**GIVEN REQUEST**
Pictures are not part of the copy; repeat everything else in the records exactly.

**MATERIAL SUPPLIED**

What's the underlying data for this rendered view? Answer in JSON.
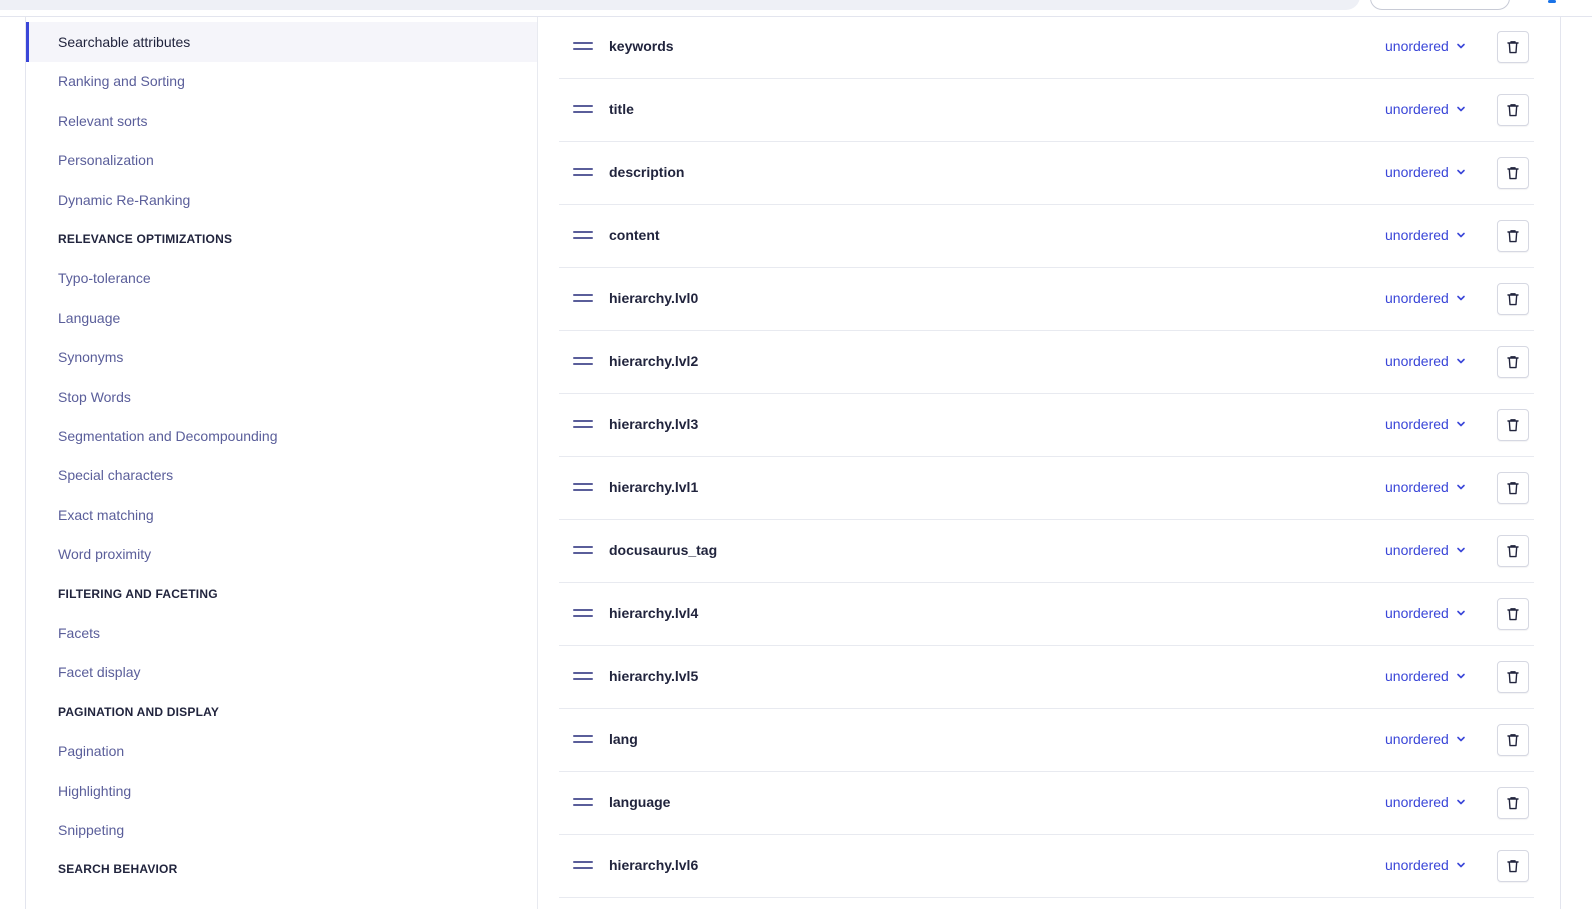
{
  "colors": {
    "accent": "#3a46d8",
    "text_primary": "#21243d",
    "text_link": "#5a5e9a",
    "border": "#e8eaf0"
  },
  "sidebar": {
    "items": [
      {
        "type": "item",
        "label": "Searchable attributes",
        "active": true
      },
      {
        "type": "item",
        "label": "Ranking and Sorting"
      },
      {
        "type": "item",
        "label": "Relevant sorts"
      },
      {
        "type": "item",
        "label": "Personalization"
      },
      {
        "type": "item",
        "label": "Dynamic Re-Ranking"
      },
      {
        "type": "heading",
        "label": "RELEVANCE OPTIMIZATIONS"
      },
      {
        "type": "item",
        "label": "Typo-tolerance"
      },
      {
        "type": "item",
        "label": "Language"
      },
      {
        "type": "item",
        "label": "Synonyms"
      },
      {
        "type": "item",
        "label": "Stop Words"
      },
      {
        "type": "item",
        "label": "Segmentation and Decompounding"
      },
      {
        "type": "item",
        "label": "Special characters"
      },
      {
        "type": "item",
        "label": "Exact matching"
      },
      {
        "type": "item",
        "label": "Word proximity"
      },
      {
        "type": "heading",
        "label": "FILTERING AND FACETING"
      },
      {
        "type": "item",
        "label": "Facets"
      },
      {
        "type": "item",
        "label": "Facet display"
      },
      {
        "type": "heading",
        "label": "PAGINATION AND DISPLAY"
      },
      {
        "type": "item",
        "label": "Pagination"
      },
      {
        "type": "item",
        "label": "Highlighting"
      },
      {
        "type": "item",
        "label": "Snippeting"
      },
      {
        "type": "heading",
        "label": "SEARCH BEHAVIOR"
      }
    ]
  },
  "attributes": [
    {
      "name": "keywords",
      "order": "unordered"
    },
    {
      "name": "title",
      "order": "unordered"
    },
    {
      "name": "description",
      "order": "unordered"
    },
    {
      "name": "content",
      "order": "unordered"
    },
    {
      "name": "hierarchy.lvl0",
      "order": "unordered"
    },
    {
      "name": "hierarchy.lvl2",
      "order": "unordered"
    },
    {
      "name": "hierarchy.lvl3",
      "order": "unordered"
    },
    {
      "name": "hierarchy.lvl1",
      "order": "unordered"
    },
    {
      "name": "docusaurus_tag",
      "order": "unordered"
    },
    {
      "name": "hierarchy.lvl4",
      "order": "unordered"
    },
    {
      "name": "hierarchy.lvl5",
      "order": "unordered"
    },
    {
      "name": "lang",
      "order": "unordered"
    },
    {
      "name": "language",
      "order": "unordered"
    },
    {
      "name": "hierarchy.lvl6",
      "order": "unordered"
    }
  ],
  "icons": {
    "drag": "drag-handle-icon",
    "chevron": "chevron-down-icon",
    "delete": "trash-icon"
  }
}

**EXERCISE RESULT**
What's the underlying data for this rendered view? Answer in JSON.
{
  "colors": {
    "accent": "#3a46d8",
    "text_primary": "#21243d",
    "text_link": "#5a5e9a",
    "border": "#e8eaf0"
  },
  "sidebar": {
    "items": [
      {
        "type": "item",
        "label": "Searchable attributes",
        "active": true
      },
      {
        "type": "item",
        "label": "Ranking and Sorting"
      },
      {
        "type": "item",
        "label": "Relevant sorts"
      },
      {
        "type": "item",
        "label": "Personalization"
      },
      {
        "type": "item",
        "label": "Dynamic Re-Ranking"
      },
      {
        "type": "heading",
        "label": "RELEVANCE OPTIMIZATIONS"
      },
      {
        "type": "item",
        "label": "Typo-tolerance"
      },
      {
        "type": "item",
        "label": "Language"
      },
      {
        "type": "item",
        "label": "Synonyms"
      },
      {
        "type": "item",
        "label": "Stop Words"
      },
      {
        "type": "item",
        "label": "Segmentation and Decompounding"
      },
      {
        "type": "item",
        "label": "Special characters"
      },
      {
        "type": "item",
        "label": "Exact matching"
      },
      {
        "type": "item",
        "label": "Word proximity"
      },
      {
        "type": "heading",
        "label": "FILTERING AND FACETING"
      },
      {
        "type": "item",
        "label": "Facets"
      },
      {
        "type": "item",
        "label": "Facet display"
      },
      {
        "type": "heading",
        "label": "PAGINATION AND DISPLAY"
      },
      {
        "type": "item",
        "label": "Pagination"
      },
      {
        "type": "item",
        "label": "Highlighting"
      },
      {
        "type": "item",
        "label": "Snippeting"
      },
      {
        "type": "heading",
        "label": "SEARCH BEHAVIOR"
      }
    ]
  },
  "attributes": [
    {
      "name": "keywords",
      "order": "unordered"
    },
    {
      "name": "title",
      "order": "unordered"
    },
    {
      "name": "description",
      "order": "unordered"
    },
    {
      "name": "content",
      "order": "unordered"
    },
    {
      "name": "hierarchy.lvl0",
      "order": "unordered"
    },
    {
      "name": "hierarchy.lvl2",
      "order": "unordered"
    },
    {
      "name": "hierarchy.lvl3",
      "order": "unordered"
    },
    {
      "name": "hierarchy.lvl1",
      "order": "unordered"
    },
    {
      "name": "docusaurus_tag",
      "order": "unordered"
    },
    {
      "name": "hierarchy.lvl4",
      "order": "unordered"
    },
    {
      "name": "hierarchy.lvl5",
      "order": "unordered"
    },
    {
      "name": "lang",
      "order": "unordered"
    },
    {
      "name": "language",
      "order": "unordered"
    },
    {
      "name": "hierarchy.lvl6",
      "order": "unordered"
    }
  ],
  "icons": {
    "drag": "drag-handle-icon",
    "chevron": "chevron-down-icon",
    "delete": "trash-icon"
  }
}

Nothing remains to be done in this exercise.